- WHAT TO PRODUCE: Every line below is to be quoted exactly, with nothing added or dropped.

- GIVEN DATA:
------------------------

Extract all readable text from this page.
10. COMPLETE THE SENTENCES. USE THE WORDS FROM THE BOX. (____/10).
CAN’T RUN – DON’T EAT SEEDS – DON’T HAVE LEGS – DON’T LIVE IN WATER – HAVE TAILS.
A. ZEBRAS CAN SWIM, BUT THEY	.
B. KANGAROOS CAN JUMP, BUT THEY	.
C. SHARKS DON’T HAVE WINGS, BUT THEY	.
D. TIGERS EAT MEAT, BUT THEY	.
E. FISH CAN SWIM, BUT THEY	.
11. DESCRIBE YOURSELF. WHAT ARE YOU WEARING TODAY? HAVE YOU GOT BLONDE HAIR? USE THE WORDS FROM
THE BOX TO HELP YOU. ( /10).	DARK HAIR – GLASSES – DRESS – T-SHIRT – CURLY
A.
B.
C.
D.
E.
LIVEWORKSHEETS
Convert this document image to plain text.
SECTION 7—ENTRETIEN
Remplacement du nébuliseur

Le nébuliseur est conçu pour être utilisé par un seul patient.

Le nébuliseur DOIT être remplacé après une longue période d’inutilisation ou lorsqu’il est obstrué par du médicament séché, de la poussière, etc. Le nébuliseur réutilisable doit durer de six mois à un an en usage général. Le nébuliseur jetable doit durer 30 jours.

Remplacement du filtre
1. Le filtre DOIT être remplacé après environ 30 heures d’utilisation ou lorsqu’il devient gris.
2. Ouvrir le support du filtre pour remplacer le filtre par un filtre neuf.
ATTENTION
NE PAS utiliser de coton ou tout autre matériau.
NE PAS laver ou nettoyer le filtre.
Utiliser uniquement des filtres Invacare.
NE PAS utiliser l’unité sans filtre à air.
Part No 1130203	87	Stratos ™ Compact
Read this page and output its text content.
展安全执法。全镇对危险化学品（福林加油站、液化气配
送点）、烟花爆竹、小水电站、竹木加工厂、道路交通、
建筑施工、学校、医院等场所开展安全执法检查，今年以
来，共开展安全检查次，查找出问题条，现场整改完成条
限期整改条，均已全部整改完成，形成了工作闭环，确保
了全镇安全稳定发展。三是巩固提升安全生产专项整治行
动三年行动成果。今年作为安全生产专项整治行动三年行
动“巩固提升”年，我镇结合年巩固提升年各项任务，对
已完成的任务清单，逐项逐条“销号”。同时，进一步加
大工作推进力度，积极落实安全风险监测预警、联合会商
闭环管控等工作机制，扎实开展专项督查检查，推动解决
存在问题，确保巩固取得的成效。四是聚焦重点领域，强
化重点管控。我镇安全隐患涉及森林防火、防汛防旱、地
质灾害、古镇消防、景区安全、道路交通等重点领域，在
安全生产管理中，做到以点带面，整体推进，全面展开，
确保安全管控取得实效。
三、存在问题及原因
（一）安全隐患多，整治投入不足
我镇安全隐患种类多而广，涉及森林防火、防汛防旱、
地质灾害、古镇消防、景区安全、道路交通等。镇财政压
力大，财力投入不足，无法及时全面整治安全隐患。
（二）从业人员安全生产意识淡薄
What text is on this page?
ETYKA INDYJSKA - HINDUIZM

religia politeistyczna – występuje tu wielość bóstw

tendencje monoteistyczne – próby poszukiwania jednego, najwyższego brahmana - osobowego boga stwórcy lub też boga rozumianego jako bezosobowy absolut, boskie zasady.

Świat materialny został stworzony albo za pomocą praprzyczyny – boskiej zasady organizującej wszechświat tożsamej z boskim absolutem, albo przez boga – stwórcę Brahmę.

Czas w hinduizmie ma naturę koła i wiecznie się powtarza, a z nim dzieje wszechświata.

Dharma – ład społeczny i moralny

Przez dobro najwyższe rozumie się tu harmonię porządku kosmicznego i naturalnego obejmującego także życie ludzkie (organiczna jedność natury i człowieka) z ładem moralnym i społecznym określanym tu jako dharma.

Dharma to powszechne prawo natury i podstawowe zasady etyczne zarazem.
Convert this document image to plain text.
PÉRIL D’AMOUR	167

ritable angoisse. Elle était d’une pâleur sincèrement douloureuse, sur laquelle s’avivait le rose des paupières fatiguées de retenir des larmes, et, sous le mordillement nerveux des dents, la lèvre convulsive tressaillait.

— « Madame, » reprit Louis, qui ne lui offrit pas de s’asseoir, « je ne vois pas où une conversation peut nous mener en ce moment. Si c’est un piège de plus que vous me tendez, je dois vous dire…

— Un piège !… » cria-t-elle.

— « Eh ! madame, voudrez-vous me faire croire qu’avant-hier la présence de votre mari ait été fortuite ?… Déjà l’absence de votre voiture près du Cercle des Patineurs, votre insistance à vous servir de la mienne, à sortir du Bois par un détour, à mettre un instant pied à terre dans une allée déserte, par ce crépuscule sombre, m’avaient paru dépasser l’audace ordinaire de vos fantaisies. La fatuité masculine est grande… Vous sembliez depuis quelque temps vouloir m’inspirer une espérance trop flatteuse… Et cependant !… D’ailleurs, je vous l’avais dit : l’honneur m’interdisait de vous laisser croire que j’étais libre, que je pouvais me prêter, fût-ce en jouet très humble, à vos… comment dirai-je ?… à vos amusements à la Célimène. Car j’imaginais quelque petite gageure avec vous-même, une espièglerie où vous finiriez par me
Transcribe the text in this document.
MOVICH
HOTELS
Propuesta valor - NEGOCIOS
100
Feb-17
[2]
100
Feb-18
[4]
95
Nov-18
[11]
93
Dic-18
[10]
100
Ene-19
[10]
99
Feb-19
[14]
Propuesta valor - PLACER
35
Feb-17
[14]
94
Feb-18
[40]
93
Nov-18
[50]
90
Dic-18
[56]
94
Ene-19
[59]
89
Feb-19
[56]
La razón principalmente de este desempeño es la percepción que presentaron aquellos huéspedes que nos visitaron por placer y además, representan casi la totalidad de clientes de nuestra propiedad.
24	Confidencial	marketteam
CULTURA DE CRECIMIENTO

------------------------

- FULL ANSWER:
Extract all readable text from this page.
10. COMPLETE THE SENTENCES. USE THE WORDS FROM THE BOX. (____/10).
CAN’T RUN – DON’T EAT SEEDS – DON’T HAVE LEGS – DON’T LIVE IN WATER – HAVE TAILS.
A. ZEBRAS CAN SWIM, BUT THEY	.
B. KANGAROOS CAN JUMP, BUT THEY	.
C. SHARKS DON’T HAVE WINGS, BUT THEY	.
D. TIGERS EAT MEAT, BUT THEY	.
E. FISH CAN SWIM, BUT THEY	.
11. DESCRIBE YOURSELF. WHAT ARE YOU WEARING TODAY? HAVE YOU GOT BLONDE HAIR? USE THE WORDS FROM
THE BOX TO HELP YOU. ( /10).	DARK HAIR – GLASSES – DRESS – T-SHIRT – CURLY
A.
B.
C.
D.
E.
LIVEWORKSHEETS
Convert this document image to plain text.
SECTION 7—ENTRETIEN
Remplacement du nébuliseur

Le nébuliseur est conçu pour être utilisé par un seul patient.

Le nébuliseur DOIT être remplacé après une longue période d’inutilisation ou lorsqu’il est obstrué par du médicament séché, de la poussière, etc. Le nébuliseur réutilisable doit durer de six mois à un an en usage général. Le nébuliseur jetable doit durer 30 jours.

Remplacement du filtre
1. Le filtre DOIT être remplacé après environ 30 heures d’utilisation ou lorsqu’il devient gris.
2. Ouvrir le support du filtre pour remplacer le filtre par un filtre neuf.
ATTENTION
NE PAS utiliser de coton ou tout autre matériau.
NE PAS laver ou nettoyer le filtre.
Utiliser uniquement des filtres Invacare.
NE PAS utiliser l’unité sans filtre à air.
Part No 1130203	87	Stratos ™ Compact
Read this page and output its text content.
展安全执法。全镇对危险化学品（福林加油站、液化气配
送点）、烟花爆竹、小水电站、竹木加工厂、道路交通、
建筑施工、学校、医院等场所开展安全执法检查，今年以
来，共开展安全检查次，查找出问题条，现场整改完成条
限期整改条，均已全部整改完成，形成了工作闭环，确保
了全镇安全稳定发展。三是巩固提升安全生产专项整治行
动三年行动成果。今年作为安全生产专项整治行动三年行
动“巩固提升”年，我镇结合年巩固提升年各项任务，对
已完成的任务清单，逐项逐条“销号”。同时，进一步加
大工作推进力度，积极落实安全风险监测预警、联合会商
闭环管控等工作机制，扎实开展专项督查检查，推动解决
存在问题，确保巩固取得的成效。四是聚焦重点领域，强
化重点管控。我镇安全隐患涉及森林防火、防汛防旱、地
质灾害、古镇消防、景区安全、道路交通等重点领域，在
安全生产管理中，做到以点带面，整体推进，全面展开，
确保安全管控取得实效。
三、存在问题及原因
（一）安全隐患多，整治投入不足
我镇安全隐患种类多而广，涉及森林防火、防汛防旱、
地质灾害、古镇消防、景区安全、道路交通等。镇财政压
力大，财力投入不足，无法及时全面整治安全隐患。
（二）从业人员安全生产意识淡薄
What text is on this page?
ETYKA INDYJSKA - HINDUIZM

religia politeistyczna – występuje tu wielość bóstw

tendencje monoteistyczne – próby poszukiwania jednego, najwyższego brahmana - osobowego boga stwórcy lub też boga rozumianego jako bezosobowy absolut, boskie zasady.

Świat materialny został stworzony albo za pomocą praprzyczyny – boskiej zasady organizującej wszechświat tożsamej z boskim absolutem, albo przez boga – stwórcę Brahmę.

Czas w hinduizmie ma naturę koła i wiecznie się powtarza, a z nim dzieje wszechświata.

Dharma – ład społeczny i moralny

Przez dobro najwyższe rozumie się tu harmonię porządku kosmicznego i naturalnego obejmującego także życie ludzkie (organiczna jedność natury i człowieka) z ładem moralnym i społecznym określanym tu jako dharma.

Dharma to powszechne prawo natury i podstawowe zasady etyczne zarazem.
Convert this document image to plain text.
PÉRIL D’AMOUR	167

ritable angoisse. Elle était d’une pâleur sincèrement douloureuse, sur laquelle s’avivait le rose des paupières fatiguées de retenir des larmes, et, sous le mordillement nerveux des dents, la lèvre convulsive tressaillait.

— « Madame, » reprit Louis, qui ne lui offrit pas de s’asseoir, « je ne vois pas où une conversation peut nous mener en ce moment. Si c’est un piège de plus que vous me tendez, je dois vous dire…

— Un piège !… » cria-t-elle.

— « Eh ! madame, voudrez-vous me faire croire qu’avant-hier la présence de votre mari ait été fortuite ?… Déjà l’absence de votre voiture près du Cercle des Patineurs, votre insistance à vous servir de la mienne, à sortir du Bois par un détour, à mettre un instant pied à terre dans une allée déserte, par ce crépuscule sombre, m’avaient paru dépasser l’audace ordinaire de vos fantaisies. La fatuité masculine est grande… Vous sembliez depuis quelque temps vouloir m’inspirer une espérance trop flatteuse… Et cependant !… D’ailleurs, je vous l’avais dit : l’honneur m’interdisait de vous laisser croire que j’étais libre, que je pouvais me prêter, fût-ce en jouet très humble, à vos… comment dirai-je ?… à vos amusements à la Célimène. Car j’imaginais quelque petite gageure avec vous-même, une espièglerie où vous finiriez par me
Transcribe the text in this document.
MOVICH
HOTELS
Propuesta valor - NEGOCIOS
100
Feb-17
[2]
100
Feb-18
[4]
95
Nov-18
[11]
93
Dic-18
[10]
100
Ene-19
[10]
99
Feb-19
[14]
Propuesta valor - PLACER
35
Feb-17
[14]
94
Feb-18
[40]
93
Nov-18
[50]
90
Dic-18
[56]
94
Ene-19
[59]
89
Feb-19
[56]
La razón principalmente de este desempeño es la percepción que presentaron aquellos huéspedes que nos visitaron por placer y además, representan casi la totalidad de clientes de nuestra propiedad.
24	Confidencial	marketteam
CULTURA DE CRECIMIENTO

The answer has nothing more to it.